DO THIS →
Continue the article on the Boyne City High School robotics team, starting right after its last sentence.

SELECTED EXCERPT →
= = = = = = =

By: Megan A. Wilson, Contributing Writer

Students Kayla Johnson, Chris Moore, Parker Harbaugh, Margaret Durbin, and IMI Mentor Josh Habel (Courtesy Photo/BC Gazette)

Boyne City High School has a number of academic and scholastic programs and its latest addition is its robotics team.

Coached by Dale Thomason, who is also a teacher at the school, the program was originally suggested and funded by a grant from First Robotics.


“We received an email asking us if we were interested in the program, and the principal passed it on,” said Thomason. “I had seen something like this on television before, and I thought it would be a nice opportunity for the kids.”

The team is called The Boyne City Blaze, and consists of around 18 students, both male and female.

“I joined because I wanted to enhance my knowledge of robotics and engineering,” said Kelly Ballant, a freshman at Boyne City High School. “I think that it is very interesting, right now I know that I want to go to college but I don’t really have a career choice yet.”

“I chose electrical engineering for my career and I wanted to see what it’s like so that’s why I joined the team, ” said Chris Moore, a senior at Boyne City High School. “I’ll be attending Olivet Nazarene University.”

“I think that it’s going to be a good experience and it will look good on my resume” said Kayla Johnson. “This is a great club for girls, robots aren’t just for boys anymore.”

Johnson will be attending Western Michigan University to pursue an educational degree at the high school or college level.

Robotics teams have a short season, running from January until March and are based on a themed challenge, which teams have to build a robot to complete the challenge the quickest.

“Rebound rumble is this year’s challenge and has the robot picking up small sized basketballs and shooting them at basketball goals.”, said Thomason. “It also has the robot crossing the barriers to get to the other side and pick up balls.”

Along with Thomason, students work with mentors, which are adults that have practical knowledge of the industry.

= = = = = = =

SUPPLIED MATERIAL →

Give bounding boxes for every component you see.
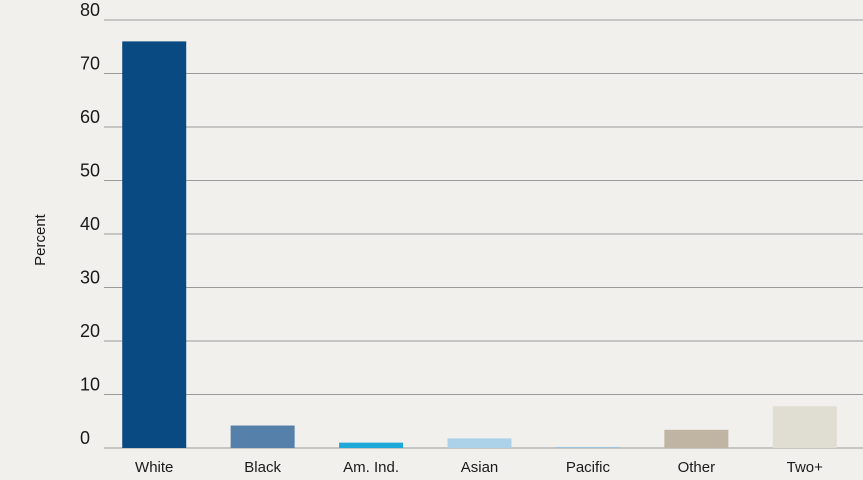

= = = = = = =

WRITTEN RESPONSE →
Mike Webster of Melrose Manufacturing has been helping students with different welding forms and is also teaching them how to use a plasma cutter.

Webster is president of the Boyne City Booster Foundation and is also a substitute teacher at the school.

“I hope that being in the robotics club will give the students experience that they will be able to put on their resume for when they enter college.”, said Webster. “They’re applying the mathematical skills you learn in school to build the robot.”

Debbie Rushlow and her husband Gordy also mentor students, they are both in the engineering industry.

“I became a mentor for the team because our son David has been involved in the First Robotics program since he was in elementary school.”, said Rushlow. “We moved here from downstate and were very excited when this program started.”

IMI has been very helpful in the design of the robot, donating the use of its facilities, a laser table and CNC brake press so that the students could use it to aid in the design process of the robot.

Josh Habel, an employee of IMI has been mentoring the students in the use of CAD cam for the design process.

Thomason reiterated about the program saying, “This team isn’t just about building a robot, it’s about helping kids develop leadership skills, showing them how to be able to think independently and grow mentally.”

The robotics team was able to show off their robot at a home basketball game by driving it on the sidelines.